--- Start ---

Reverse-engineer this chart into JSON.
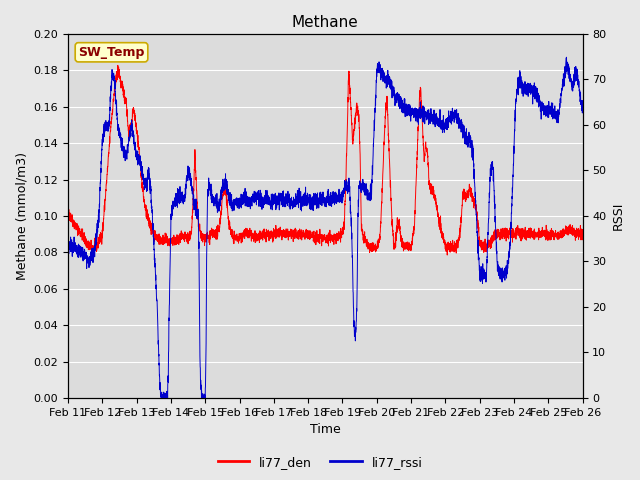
{
  "title": "Methane",
  "xlabel": "Time",
  "ylabel_left": "Methane (mmol/m3)",
  "ylabel_right": "RSSI",
  "legend_label_red": "li77_den",
  "legend_label_blue": "li77_rssi",
  "annotation_text": "SW_Temp",
  "xlim_start": 0,
  "xlim_end": 15,
  "ylim_left": [
    0.0,
    0.2
  ],
  "ylim_right": [
    0,
    80
  ],
  "yticks_left": [
    0.0,
    0.02,
    0.04,
    0.06,
    0.08,
    0.1,
    0.12,
    0.14,
    0.16,
    0.18,
    0.2
  ],
  "yticks_right": [
    0,
    10,
    20,
    30,
    40,
    50,
    60,
    70,
    80
  ],
  "xtick_labels": [
    "Feb 11",
    "Feb 12",
    "Feb 13",
    "Feb 14",
    "Feb 15",
    "Feb 16",
    "Feb 17",
    "Feb 18",
    "Feb 19",
    "Feb 20",
    "Feb 21",
    "Feb 22",
    "Feb 23",
    "Feb 24",
    "Feb 25",
    "Feb 26"
  ],
  "background_color": "#e8e8e8",
  "plot_background": "#dcdcdc",
  "red_color": "#ff0000",
  "blue_color": "#0000cc",
  "grid_color": "#ffffff",
  "title_fontsize": 11,
  "axis_fontsize": 9,
  "tick_fontsize": 8,
  "annotation_fontsize": 9,
  "annotation_color": "#8B0000",
  "annotation_bg": "#ffffcc",
  "annotation_edge": "#ccaa00"
}
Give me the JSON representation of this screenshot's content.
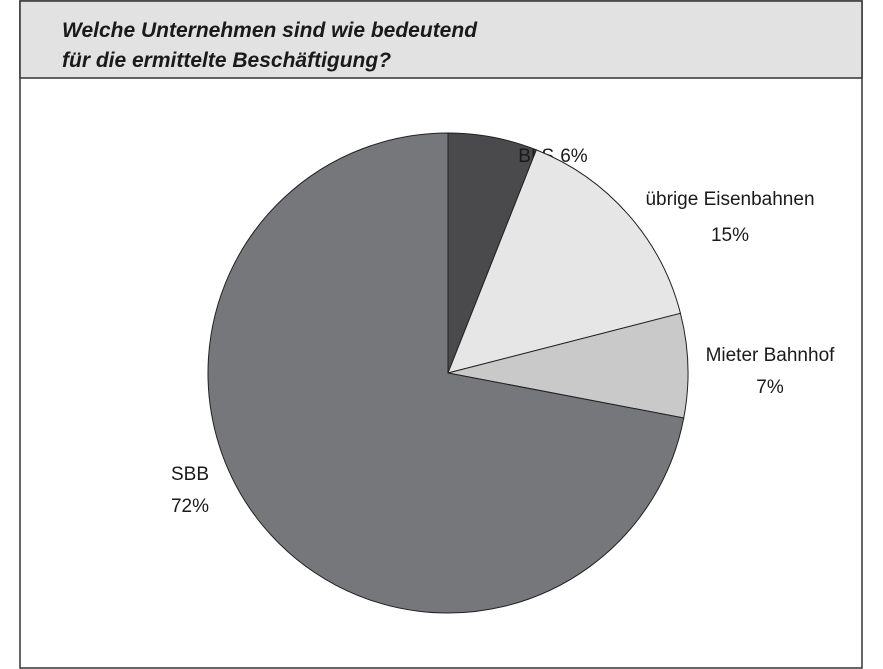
{
  "chart_data": {
    "type": "pie",
    "title": [
      "Welche Unternehmen sind wie bedeutend",
      "für die ermittelte Beschäftigung?"
    ],
    "categories": [
      "BLS",
      "übrige Eisenbahnen",
      "Mieter Bahnhof",
      "SBB"
    ],
    "values": [
      6,
      15,
      7,
      72
    ],
    "value_labels": [
      "6%",
      "15%",
      "7%",
      "72%"
    ],
    "colors": [
      "#4a4a4c",
      "#e6e6e6",
      "#c9c9c9",
      "#76777b"
    ]
  }
}
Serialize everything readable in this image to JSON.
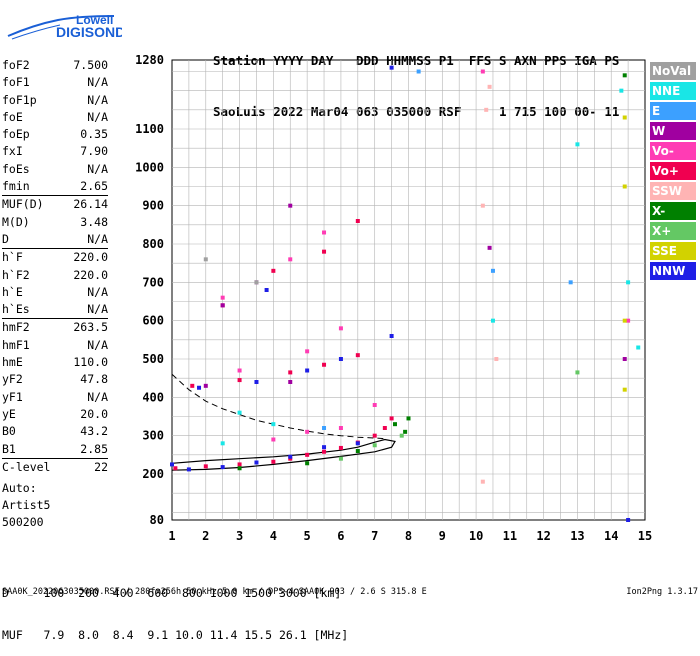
{
  "logo": {
    "line1": "Lowell",
    "line2": "DIGISONDE",
    "color": "#1a5fd6"
  },
  "header": {
    "line1": "Station YYYY DAY   DDD HHMMSS P1  FFS S AXN PPS IGA PS",
    "line2": "SaoLuis 2022 Mar04 063 035000 RSF     1 715 100 00- 11"
  },
  "params": [
    {
      "name": "foF2",
      "value": "7.500"
    },
    {
      "name": "foF1",
      "value": "N/A"
    },
    {
      "name": "foF1p",
      "value": "N/A"
    },
    {
      "name": "foE",
      "value": "N/A"
    },
    {
      "name": "foEp",
      "value": "0.35"
    },
    {
      "name": "fxI",
      "value": "7.90"
    },
    {
      "name": "foEs",
      "value": "N/A"
    },
    {
      "name": "fmin",
      "value": "2.65"
    },
    {
      "name": "MUF(D)",
      "value": "26.14"
    },
    {
      "name": "M(D)",
      "value": "3.48"
    },
    {
      "name": "D",
      "value": "N/A"
    },
    {
      "name": "h`F",
      "value": "220.0"
    },
    {
      "name": "h`F2",
      "value": "220.0"
    },
    {
      "name": "h`E",
      "value": "N/A"
    },
    {
      "name": "h`Es",
      "value": "N/A"
    },
    {
      "name": "hmF2",
      "value": "263.5"
    },
    {
      "name": "hmF1",
      "value": "N/A"
    },
    {
      "name": "hmE",
      "value": "110.0"
    },
    {
      "name": "yF2",
      "value": "47.8"
    },
    {
      "name": "yF1",
      "value": "N/A"
    },
    {
      "name": "yE",
      "value": "20.0"
    },
    {
      "name": "B0",
      "value": "43.2"
    },
    {
      "name": "B1",
      "value": "2.85"
    },
    {
      "name": "C-level",
      "value": "22"
    }
  ],
  "auto": {
    "line1": "Auto:",
    "line2": "Artist5",
    "line3": "500200"
  },
  "dtable": {
    "d_row": "D     100  200  400  600  800 1000 1500 3000 [km]",
    "muf_row": "MUF   7.9  8.0  8.4  9.1 10.0 11.4 15.5 26.1 [MHz]"
  },
  "footer": {
    "left": "SAA0K_2022063035000.RSF / 280fx256h 50 kHz 5.0 km / DPS-4 SAA0K 903 / 2.6 S 315.8 E",
    "right": "Ion2Png 1.3.17"
  },
  "legend": [
    {
      "label": "NoVal",
      "color": "#a0a0a0"
    },
    {
      "label": "NNE",
      "color": "#19e6e6"
    },
    {
      "label": "E",
      "color": "#3ca0ff"
    },
    {
      "label": "W",
      "color": "#a000a0"
    },
    {
      "label": "Vo-",
      "color": "#ff3cb4"
    },
    {
      "label": "Vo+",
      "color": "#f00050"
    },
    {
      "label": "SSW",
      "color": "#ffb4b4"
    },
    {
      "label": "X-",
      "color": "#008000"
    },
    {
      "label": "X+",
      "color": "#64c864"
    },
    {
      "label": "SSE",
      "color": "#d2d200"
    },
    {
      "label": "NNW",
      "color": "#1e1ee6"
    }
  ],
  "chart_data": {
    "type": "scatter",
    "title": "",
    "xlabel": "",
    "ylabel": "",
    "xlim": [
      1,
      15
    ],
    "ylim": [
      80,
      1280
    ],
    "x_ticks": [
      1,
      2,
      3,
      4,
      5,
      6,
      7,
      8,
      9,
      10,
      11,
      12,
      13,
      14,
      15
    ],
    "y_ticks": [
      80,
      200,
      300,
      400,
      500,
      600,
      700,
      800,
      900,
      1000,
      1100,
      1280
    ],
    "grid": true,
    "series": [
      {
        "name": "Vo+",
        "color": "#f00050",
        "points": [
          [
            1.1,
            215
          ],
          [
            2.0,
            220
          ],
          [
            3.0,
            225
          ],
          [
            4.0,
            232
          ],
          [
            4.5,
            240
          ],
          [
            5.0,
            250
          ],
          [
            5.5,
            258
          ],
          [
            6.0,
            268
          ],
          [
            6.5,
            282
          ],
          [
            7.0,
            300
          ],
          [
            7.3,
            320
          ],
          [
            7.5,
            345
          ],
          [
            1.6,
            430
          ],
          [
            3.0,
            445
          ],
          [
            4.5,
            465
          ],
          [
            5.5,
            485
          ],
          [
            6.5,
            510
          ],
          [
            2.5,
            640
          ],
          [
            4.0,
            730
          ],
          [
            5.5,
            780
          ],
          [
            6.5,
            860
          ]
        ]
      },
      {
        "name": "NNW",
        "color": "#1e1ee6",
        "points": [
          [
            1.0,
            225
          ],
          [
            1.5,
            212
          ],
          [
            2.5,
            218
          ],
          [
            3.5,
            230
          ],
          [
            4.5,
            245
          ],
          [
            5.5,
            270
          ],
          [
            6.5,
            280
          ],
          [
            7.5,
            560
          ],
          [
            1.8,
            425
          ],
          [
            3.5,
            440
          ],
          [
            5.0,
            470
          ],
          [
            6.0,
            500
          ],
          [
            7.5,
            1260
          ],
          [
            14.5,
            80
          ],
          [
            3.8,
            680
          ]
        ]
      },
      {
        "name": "X-",
        "color": "#008000",
        "points": [
          [
            3.0,
            215
          ],
          [
            5.0,
            228
          ],
          [
            6.5,
            260
          ],
          [
            7.6,
            330
          ],
          [
            7.9,
            310
          ],
          [
            8.0,
            345
          ],
          [
            14.4,
            1240
          ]
        ]
      },
      {
        "name": "X+",
        "color": "#64c864",
        "points": [
          [
            6.0,
            240
          ],
          [
            7.0,
            275
          ],
          [
            7.8,
            300
          ],
          [
            13.0,
            465
          ]
        ]
      },
      {
        "name": "Vo-",
        "color": "#ff3cb4",
        "points": [
          [
            4.0,
            290
          ],
          [
            5.0,
            310
          ],
          [
            6.0,
            320
          ],
          [
            7.0,
            380
          ],
          [
            3.0,
            470
          ],
          [
            5.0,
            520
          ],
          [
            6.0,
            580
          ],
          [
            2.5,
            660
          ],
          [
            4.5,
            760
          ],
          [
            5.5,
            830
          ],
          [
            10.2,
            1250
          ],
          [
            14.5,
            600
          ]
        ]
      },
      {
        "name": "NNE",
        "color": "#19e6e6",
        "points": [
          [
            2.5,
            280
          ],
          [
            4.0,
            330
          ],
          [
            3.0,
            360
          ],
          [
            14.5,
            700
          ],
          [
            14.8,
            530
          ],
          [
            13.0,
            1060
          ],
          [
            14.3,
            1200
          ],
          [
            10.5,
            600
          ]
        ]
      },
      {
        "name": "W",
        "color": "#a000a0",
        "points": [
          [
            2.0,
            430
          ],
          [
            4.5,
            440
          ],
          [
            2.5,
            640
          ],
          [
            3.5,
            700
          ],
          [
            4.5,
            900
          ],
          [
            10.4,
            790
          ],
          [
            14.4,
            500
          ]
        ]
      },
      {
        "name": "E",
        "color": "#3ca0ff",
        "points": [
          [
            5.5,
            320
          ],
          [
            10.5,
            730
          ],
          [
            12.8,
            700
          ],
          [
            8.3,
            1250
          ]
        ]
      },
      {
        "name": "SSW",
        "color": "#ffb4b4",
        "points": [
          [
            10.2,
            900
          ],
          [
            10.3,
            1150
          ],
          [
            10.2,
            180
          ],
          [
            10.6,
            500
          ],
          [
            10.4,
            1210
          ]
        ]
      },
      {
        "name": "SSE",
        "color": "#d2d200",
        "points": [
          [
            14.4,
            1130
          ],
          [
            14.4,
            950
          ],
          [
            14.4,
            600
          ],
          [
            14.4,
            420
          ]
        ]
      },
      {
        "name": "NoVal",
        "color": "#a0a0a0",
        "points": [
          [
            2.0,
            760
          ],
          [
            3.5,
            700
          ]
        ]
      }
    ],
    "profile_solid": [
      [
        1.0,
        210
      ],
      [
        2.0,
        212
      ],
      [
        3.0,
        217
      ],
      [
        4.0,
        225
      ],
      [
        5.0,
        235
      ],
      [
        6.0,
        246
      ],
      [
        7.0,
        258
      ],
      [
        7.5,
        270
      ],
      [
        7.6,
        285
      ],
      [
        7.3,
        290
      ],
      [
        7.0,
        283
      ],
      [
        6.5,
        270
      ],
      [
        6.0,
        262
      ],
      [
        5.0,
        252
      ],
      [
        4.0,
        245
      ],
      [
        3.0,
        240
      ],
      [
        2.0,
        235
      ],
      [
        1.0,
        228
      ]
    ],
    "profile_dashed": [
      [
        1.0,
        460
      ],
      [
        1.5,
        420
      ],
      [
        2.0,
        390
      ],
      [
        2.5,
        370
      ],
      [
        3.0,
        355
      ],
      [
        3.5,
        340
      ],
      [
        4.0,
        330
      ],
      [
        4.5,
        320
      ],
      [
        5.0,
        312
      ],
      [
        5.5,
        305
      ],
      [
        6.0,
        300
      ],
      [
        6.5,
        296
      ],
      [
        7.0,
        294
      ],
      [
        7.3,
        292
      ]
    ]
  }
}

--- End ---

Work to do - Among the entries above, how many lines hold the string "JSON"? Respond with nothing but the number.

Answer to this problem - 3